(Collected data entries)
== == ==

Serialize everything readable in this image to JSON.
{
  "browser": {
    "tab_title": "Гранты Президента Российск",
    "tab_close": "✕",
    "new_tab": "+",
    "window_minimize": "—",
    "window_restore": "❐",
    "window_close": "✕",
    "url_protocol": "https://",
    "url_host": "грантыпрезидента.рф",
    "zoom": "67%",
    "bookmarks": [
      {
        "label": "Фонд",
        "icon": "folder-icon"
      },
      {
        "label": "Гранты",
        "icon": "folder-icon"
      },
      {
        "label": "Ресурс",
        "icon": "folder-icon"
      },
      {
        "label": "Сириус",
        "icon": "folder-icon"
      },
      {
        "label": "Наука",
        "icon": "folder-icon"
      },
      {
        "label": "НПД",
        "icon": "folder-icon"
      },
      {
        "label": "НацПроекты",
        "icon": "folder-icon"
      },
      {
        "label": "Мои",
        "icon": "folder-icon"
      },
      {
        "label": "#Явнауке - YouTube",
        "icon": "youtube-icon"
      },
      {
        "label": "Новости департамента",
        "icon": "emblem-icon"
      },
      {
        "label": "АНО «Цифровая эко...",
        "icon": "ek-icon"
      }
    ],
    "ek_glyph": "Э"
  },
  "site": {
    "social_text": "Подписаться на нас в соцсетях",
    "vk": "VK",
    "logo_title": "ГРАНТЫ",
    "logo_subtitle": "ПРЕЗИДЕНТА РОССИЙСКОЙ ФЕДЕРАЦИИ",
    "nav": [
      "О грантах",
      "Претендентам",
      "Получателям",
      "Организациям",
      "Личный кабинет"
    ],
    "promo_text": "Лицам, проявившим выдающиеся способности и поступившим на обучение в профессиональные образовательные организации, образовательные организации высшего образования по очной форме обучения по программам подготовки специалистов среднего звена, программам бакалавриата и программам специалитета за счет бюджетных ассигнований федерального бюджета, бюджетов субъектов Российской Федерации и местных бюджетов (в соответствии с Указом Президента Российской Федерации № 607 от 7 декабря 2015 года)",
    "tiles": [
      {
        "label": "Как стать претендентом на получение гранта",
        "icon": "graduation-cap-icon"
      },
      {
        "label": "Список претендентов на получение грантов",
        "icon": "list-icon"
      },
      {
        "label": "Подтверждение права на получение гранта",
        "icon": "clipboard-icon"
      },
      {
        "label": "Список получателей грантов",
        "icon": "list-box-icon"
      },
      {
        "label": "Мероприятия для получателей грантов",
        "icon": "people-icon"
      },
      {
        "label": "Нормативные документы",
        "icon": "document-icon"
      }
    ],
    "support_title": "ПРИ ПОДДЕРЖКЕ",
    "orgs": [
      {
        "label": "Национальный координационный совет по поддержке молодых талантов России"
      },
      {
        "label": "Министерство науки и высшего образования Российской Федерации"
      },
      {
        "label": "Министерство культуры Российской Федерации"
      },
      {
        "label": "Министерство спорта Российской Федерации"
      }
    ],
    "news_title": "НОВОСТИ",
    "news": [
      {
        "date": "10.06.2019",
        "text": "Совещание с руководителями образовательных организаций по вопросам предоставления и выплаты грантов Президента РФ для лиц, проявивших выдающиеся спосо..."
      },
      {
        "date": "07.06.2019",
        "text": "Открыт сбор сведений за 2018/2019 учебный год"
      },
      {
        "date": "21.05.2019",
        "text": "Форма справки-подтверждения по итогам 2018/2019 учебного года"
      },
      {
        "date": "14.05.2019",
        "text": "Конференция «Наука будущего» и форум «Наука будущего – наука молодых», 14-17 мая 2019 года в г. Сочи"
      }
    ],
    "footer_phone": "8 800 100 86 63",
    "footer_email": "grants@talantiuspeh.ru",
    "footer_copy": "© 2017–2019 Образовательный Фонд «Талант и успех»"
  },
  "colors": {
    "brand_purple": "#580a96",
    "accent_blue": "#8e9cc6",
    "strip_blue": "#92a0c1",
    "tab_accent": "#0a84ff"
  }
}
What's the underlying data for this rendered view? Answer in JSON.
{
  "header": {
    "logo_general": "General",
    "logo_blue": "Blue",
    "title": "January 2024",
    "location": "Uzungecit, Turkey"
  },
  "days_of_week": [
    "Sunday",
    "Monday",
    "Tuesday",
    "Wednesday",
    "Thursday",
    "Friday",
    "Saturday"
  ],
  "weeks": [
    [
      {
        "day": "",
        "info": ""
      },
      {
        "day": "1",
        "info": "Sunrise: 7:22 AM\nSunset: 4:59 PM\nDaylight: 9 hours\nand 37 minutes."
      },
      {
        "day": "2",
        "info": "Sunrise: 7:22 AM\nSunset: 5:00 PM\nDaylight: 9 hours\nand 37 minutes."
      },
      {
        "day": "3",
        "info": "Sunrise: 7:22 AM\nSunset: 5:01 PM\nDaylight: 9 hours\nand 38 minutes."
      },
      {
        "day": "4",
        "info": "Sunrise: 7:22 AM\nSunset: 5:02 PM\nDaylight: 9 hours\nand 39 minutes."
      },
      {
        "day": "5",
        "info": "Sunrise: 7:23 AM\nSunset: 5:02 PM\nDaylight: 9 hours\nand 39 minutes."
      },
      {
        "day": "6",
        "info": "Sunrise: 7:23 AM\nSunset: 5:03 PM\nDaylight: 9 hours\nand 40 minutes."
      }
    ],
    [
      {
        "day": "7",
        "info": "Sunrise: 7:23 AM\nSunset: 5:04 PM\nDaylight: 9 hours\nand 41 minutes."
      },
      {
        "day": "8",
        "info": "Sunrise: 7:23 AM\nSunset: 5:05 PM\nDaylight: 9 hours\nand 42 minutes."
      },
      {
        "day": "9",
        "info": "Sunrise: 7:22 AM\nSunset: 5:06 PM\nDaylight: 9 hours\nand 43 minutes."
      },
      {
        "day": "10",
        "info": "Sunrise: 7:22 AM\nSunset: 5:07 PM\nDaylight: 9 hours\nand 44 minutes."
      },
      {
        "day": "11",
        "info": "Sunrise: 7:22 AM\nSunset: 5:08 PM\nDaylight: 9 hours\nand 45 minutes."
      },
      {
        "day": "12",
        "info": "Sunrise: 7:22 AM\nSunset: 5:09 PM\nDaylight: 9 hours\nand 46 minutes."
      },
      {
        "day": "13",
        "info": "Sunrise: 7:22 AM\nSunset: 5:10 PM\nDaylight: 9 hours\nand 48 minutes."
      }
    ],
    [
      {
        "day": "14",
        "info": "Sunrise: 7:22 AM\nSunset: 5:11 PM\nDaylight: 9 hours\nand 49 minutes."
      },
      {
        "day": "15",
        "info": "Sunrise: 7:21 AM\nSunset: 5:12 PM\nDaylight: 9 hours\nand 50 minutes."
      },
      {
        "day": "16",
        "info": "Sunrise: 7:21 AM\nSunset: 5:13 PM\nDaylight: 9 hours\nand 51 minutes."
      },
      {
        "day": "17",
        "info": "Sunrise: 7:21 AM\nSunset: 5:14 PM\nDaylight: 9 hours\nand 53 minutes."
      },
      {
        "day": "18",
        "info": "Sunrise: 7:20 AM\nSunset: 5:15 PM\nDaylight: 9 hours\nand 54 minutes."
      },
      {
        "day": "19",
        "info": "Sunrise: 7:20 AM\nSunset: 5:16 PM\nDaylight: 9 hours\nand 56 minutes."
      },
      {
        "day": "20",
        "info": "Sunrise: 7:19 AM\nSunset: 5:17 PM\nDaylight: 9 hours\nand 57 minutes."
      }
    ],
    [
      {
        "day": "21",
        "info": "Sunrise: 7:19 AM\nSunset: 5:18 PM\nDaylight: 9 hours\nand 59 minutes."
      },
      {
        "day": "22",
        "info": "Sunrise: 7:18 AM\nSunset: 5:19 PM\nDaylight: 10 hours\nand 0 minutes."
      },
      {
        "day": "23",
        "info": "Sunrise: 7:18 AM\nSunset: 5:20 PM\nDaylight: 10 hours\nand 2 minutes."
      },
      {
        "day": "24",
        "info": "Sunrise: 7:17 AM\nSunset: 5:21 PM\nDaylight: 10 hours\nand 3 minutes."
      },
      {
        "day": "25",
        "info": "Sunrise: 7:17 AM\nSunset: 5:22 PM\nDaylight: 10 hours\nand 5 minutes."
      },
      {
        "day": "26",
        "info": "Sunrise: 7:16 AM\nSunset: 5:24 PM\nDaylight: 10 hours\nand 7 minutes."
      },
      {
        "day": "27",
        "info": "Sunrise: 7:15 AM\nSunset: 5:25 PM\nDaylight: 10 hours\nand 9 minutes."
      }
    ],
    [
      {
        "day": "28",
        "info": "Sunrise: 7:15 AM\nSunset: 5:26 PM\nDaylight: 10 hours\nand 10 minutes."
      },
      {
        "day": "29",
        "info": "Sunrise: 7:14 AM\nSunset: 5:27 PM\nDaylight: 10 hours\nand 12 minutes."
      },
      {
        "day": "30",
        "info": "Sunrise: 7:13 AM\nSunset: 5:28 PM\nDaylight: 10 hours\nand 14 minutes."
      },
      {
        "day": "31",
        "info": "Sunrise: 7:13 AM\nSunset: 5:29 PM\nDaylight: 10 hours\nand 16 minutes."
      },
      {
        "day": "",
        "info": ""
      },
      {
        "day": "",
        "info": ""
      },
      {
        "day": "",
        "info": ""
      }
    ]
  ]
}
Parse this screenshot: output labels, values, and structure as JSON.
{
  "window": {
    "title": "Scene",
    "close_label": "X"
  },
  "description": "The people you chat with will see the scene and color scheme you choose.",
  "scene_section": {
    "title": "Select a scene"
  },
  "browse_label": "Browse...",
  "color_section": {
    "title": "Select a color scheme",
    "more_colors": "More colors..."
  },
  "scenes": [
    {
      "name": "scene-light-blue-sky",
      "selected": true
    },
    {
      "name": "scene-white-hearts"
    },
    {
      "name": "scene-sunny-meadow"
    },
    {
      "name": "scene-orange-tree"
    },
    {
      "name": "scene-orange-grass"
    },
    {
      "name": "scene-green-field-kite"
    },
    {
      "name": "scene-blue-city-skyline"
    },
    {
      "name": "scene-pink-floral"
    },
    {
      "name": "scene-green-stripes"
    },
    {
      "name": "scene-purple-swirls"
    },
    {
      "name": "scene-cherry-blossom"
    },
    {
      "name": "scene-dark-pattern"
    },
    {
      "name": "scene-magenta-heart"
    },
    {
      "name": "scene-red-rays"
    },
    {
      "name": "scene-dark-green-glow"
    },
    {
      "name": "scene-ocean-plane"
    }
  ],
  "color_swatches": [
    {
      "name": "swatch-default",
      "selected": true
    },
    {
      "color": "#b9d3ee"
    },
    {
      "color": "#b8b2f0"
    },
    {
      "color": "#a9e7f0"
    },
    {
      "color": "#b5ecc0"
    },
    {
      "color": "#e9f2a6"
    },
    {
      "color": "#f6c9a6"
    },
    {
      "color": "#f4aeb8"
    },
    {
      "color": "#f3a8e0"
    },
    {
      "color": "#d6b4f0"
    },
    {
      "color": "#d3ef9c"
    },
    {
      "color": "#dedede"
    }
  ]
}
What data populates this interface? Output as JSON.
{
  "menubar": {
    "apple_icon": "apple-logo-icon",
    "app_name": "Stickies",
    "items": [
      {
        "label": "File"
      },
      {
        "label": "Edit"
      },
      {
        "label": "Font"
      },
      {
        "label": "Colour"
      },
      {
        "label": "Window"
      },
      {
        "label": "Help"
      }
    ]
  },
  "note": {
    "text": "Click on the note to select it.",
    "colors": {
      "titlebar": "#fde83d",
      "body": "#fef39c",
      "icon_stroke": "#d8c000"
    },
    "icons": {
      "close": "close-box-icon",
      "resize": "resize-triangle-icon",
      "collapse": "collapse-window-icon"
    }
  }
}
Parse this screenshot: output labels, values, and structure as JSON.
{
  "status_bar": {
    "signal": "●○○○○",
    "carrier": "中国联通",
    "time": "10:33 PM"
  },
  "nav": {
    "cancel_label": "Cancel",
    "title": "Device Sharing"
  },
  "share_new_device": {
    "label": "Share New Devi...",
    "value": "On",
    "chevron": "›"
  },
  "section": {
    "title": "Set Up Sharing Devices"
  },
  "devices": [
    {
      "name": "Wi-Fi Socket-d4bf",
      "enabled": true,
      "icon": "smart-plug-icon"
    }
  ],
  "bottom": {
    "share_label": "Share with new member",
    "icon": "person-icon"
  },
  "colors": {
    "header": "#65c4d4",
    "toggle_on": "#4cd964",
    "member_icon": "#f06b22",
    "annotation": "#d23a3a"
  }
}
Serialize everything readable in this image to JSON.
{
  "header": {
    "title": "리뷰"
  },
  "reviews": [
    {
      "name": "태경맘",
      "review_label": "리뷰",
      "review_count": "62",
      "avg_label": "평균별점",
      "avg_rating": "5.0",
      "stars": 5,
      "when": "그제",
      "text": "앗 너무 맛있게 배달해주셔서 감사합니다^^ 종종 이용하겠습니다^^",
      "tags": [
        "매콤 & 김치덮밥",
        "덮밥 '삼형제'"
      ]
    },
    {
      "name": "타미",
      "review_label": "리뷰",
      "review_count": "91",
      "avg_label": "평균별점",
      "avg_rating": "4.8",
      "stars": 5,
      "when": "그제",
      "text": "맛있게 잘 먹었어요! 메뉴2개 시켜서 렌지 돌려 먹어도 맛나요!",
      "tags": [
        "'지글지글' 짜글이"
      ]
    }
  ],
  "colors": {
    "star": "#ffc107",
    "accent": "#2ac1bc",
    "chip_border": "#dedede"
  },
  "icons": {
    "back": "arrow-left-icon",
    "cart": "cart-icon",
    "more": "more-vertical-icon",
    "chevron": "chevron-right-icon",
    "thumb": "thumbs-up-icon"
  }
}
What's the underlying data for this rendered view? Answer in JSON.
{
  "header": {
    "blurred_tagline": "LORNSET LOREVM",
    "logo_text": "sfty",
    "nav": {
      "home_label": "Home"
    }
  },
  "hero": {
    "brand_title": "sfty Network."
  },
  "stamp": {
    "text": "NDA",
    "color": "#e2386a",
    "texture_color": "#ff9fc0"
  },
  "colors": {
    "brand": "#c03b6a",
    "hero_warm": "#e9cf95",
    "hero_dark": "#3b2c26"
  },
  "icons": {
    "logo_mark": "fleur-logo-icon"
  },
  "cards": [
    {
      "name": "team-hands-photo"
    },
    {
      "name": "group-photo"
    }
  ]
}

== == ==

PROMPT: In the entries above, find lines with "грантов" and copy each.

RESPONSE TO THE EXERCISE:
        "label": "Список претендентов на получение грантов",
        "label": "Список получателей грантов",
        "label": "Мероприятия для получателей грантов",
        "text": "Совещание с руководителями образовательных организаций по вопросам предоставления и выплаты грантов Президента РФ для лиц, проявивших выдающиеся спосо..."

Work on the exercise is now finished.